• Short task
How many lines in these records hold the string "Ions"? Reply with the number alone.

(Excerpts from a figure dataset)

────────────────

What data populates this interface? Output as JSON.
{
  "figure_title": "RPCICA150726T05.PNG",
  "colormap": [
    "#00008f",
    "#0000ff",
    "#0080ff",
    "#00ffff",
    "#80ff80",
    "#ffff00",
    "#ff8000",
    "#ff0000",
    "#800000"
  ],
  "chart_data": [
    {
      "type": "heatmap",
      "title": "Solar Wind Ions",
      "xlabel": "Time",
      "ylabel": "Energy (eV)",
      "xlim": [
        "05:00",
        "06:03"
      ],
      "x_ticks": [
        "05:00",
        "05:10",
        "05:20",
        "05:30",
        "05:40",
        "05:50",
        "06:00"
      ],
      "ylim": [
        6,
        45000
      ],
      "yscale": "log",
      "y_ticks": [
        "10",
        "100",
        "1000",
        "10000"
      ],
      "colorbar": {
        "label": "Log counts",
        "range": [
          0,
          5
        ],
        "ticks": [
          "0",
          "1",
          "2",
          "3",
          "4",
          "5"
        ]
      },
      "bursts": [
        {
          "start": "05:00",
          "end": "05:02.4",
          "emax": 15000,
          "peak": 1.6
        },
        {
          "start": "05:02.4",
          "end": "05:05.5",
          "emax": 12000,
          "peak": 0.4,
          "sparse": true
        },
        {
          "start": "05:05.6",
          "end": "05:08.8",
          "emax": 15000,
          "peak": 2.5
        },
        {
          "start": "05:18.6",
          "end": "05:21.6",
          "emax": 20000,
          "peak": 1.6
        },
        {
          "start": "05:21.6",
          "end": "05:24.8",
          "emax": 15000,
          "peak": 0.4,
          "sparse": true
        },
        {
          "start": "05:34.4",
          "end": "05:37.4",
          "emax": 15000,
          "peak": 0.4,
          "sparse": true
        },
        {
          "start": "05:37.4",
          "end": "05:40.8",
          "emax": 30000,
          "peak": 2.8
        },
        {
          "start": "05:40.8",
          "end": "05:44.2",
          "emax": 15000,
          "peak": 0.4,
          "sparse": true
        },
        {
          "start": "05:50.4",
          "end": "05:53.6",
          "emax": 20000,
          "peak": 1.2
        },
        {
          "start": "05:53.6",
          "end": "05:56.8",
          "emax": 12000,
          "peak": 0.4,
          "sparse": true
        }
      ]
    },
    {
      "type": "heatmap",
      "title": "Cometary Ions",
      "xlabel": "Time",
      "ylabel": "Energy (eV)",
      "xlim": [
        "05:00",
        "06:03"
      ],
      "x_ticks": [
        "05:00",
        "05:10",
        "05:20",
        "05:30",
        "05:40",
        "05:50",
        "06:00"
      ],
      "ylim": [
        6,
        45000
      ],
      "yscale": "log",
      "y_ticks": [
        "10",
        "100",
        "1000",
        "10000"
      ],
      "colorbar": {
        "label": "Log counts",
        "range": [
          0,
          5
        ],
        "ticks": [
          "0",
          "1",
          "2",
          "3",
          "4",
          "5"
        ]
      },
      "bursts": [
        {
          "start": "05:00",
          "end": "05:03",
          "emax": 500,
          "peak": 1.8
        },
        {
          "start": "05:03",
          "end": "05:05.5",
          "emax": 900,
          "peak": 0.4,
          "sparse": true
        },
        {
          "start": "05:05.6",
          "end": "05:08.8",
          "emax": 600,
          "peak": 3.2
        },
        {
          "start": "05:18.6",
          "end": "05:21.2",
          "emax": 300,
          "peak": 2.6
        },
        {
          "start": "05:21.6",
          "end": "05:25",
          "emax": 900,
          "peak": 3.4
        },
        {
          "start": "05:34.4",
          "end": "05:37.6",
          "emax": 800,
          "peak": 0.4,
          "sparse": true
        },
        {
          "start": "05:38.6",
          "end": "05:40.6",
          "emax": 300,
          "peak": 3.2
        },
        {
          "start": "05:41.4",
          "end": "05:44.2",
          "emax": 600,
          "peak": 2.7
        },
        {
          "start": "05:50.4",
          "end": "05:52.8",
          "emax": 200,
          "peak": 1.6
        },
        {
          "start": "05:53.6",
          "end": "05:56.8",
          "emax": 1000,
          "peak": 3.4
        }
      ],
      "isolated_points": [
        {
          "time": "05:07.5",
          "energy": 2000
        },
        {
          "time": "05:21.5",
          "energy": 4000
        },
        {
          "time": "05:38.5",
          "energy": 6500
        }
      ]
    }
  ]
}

────────────────

• Reply to the task
2